* Your goal
Using the entries that follow, state how many lines contain the word "氧气软管". The response is that number and nothing more.

* Dataset
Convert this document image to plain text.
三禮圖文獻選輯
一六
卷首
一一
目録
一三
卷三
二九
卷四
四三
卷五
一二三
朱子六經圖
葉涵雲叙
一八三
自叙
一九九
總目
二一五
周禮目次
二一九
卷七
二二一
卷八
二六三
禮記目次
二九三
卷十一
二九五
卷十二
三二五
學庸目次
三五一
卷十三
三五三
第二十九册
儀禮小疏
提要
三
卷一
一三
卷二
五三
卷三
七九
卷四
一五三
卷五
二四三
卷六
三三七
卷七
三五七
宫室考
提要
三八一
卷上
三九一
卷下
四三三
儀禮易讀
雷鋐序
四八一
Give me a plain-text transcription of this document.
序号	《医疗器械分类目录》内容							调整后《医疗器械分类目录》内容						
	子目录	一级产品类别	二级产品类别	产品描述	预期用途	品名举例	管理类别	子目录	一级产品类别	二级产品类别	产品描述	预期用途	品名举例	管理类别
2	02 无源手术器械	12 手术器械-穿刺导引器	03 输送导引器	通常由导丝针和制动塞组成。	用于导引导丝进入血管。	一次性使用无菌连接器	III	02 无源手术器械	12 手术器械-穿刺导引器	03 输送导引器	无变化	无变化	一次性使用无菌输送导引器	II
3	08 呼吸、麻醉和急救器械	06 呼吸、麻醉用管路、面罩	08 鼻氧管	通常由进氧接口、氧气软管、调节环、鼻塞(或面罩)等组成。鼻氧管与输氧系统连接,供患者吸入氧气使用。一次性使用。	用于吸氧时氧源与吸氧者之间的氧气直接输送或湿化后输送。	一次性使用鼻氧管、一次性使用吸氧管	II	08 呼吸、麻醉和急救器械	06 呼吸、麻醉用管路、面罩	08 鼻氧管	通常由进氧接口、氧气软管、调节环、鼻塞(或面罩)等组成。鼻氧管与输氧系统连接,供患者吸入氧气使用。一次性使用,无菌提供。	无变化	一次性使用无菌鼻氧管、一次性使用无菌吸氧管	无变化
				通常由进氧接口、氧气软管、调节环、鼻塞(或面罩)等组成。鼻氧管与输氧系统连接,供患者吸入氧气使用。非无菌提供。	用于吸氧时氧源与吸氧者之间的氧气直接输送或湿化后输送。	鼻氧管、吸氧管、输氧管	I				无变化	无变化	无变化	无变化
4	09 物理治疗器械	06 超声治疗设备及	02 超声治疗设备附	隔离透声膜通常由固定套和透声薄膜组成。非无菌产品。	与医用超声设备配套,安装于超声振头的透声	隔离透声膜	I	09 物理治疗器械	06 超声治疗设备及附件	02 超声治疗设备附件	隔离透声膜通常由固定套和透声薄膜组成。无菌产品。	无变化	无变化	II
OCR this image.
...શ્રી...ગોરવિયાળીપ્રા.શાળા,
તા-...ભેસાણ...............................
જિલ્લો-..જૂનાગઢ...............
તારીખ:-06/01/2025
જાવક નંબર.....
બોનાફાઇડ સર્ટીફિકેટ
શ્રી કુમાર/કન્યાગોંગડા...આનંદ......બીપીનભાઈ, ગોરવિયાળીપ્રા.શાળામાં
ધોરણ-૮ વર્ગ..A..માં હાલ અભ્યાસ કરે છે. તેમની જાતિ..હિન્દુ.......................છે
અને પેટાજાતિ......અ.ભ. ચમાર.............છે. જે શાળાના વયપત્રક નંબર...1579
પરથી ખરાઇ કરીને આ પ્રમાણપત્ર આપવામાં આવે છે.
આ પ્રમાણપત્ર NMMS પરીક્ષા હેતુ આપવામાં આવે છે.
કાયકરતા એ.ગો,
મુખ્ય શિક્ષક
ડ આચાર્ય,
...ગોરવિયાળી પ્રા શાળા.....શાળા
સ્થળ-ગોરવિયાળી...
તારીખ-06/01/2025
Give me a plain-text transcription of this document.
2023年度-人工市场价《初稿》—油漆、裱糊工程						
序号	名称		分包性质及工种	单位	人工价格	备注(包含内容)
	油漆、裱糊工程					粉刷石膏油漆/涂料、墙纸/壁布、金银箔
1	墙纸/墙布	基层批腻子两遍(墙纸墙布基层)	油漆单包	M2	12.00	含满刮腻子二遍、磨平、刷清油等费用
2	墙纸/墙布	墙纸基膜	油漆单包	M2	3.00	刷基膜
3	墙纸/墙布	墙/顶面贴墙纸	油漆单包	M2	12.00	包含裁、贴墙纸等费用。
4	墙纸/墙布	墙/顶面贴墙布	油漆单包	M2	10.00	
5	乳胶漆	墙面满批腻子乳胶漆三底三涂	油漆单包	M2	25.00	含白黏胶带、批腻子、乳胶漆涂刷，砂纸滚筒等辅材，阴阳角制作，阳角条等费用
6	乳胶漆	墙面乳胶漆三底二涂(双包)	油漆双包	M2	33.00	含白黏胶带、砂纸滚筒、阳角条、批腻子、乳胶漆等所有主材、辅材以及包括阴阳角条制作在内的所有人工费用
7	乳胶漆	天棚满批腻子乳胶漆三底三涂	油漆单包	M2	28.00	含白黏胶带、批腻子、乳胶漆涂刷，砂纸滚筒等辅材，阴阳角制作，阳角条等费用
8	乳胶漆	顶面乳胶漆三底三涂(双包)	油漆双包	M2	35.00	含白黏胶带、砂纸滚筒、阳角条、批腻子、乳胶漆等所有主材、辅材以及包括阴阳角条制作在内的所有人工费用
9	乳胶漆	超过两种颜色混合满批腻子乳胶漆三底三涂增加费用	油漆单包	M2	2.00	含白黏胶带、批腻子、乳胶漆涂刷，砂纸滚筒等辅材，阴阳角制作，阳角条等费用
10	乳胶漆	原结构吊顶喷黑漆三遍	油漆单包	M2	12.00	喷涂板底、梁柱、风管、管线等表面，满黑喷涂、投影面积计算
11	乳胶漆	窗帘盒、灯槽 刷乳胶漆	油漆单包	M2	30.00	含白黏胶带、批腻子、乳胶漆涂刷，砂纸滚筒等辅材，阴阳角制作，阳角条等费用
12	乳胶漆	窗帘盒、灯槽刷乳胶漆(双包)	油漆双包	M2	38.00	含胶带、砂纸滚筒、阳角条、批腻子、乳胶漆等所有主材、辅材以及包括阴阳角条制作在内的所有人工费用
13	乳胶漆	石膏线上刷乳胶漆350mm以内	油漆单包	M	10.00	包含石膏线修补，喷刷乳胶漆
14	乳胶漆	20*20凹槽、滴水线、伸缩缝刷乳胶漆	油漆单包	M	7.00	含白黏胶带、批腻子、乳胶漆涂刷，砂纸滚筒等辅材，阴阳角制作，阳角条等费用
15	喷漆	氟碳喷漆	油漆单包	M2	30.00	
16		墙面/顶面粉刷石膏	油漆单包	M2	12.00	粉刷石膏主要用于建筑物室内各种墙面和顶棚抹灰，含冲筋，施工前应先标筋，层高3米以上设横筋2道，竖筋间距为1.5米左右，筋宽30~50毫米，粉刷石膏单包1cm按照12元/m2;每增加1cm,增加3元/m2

* Exercise result
2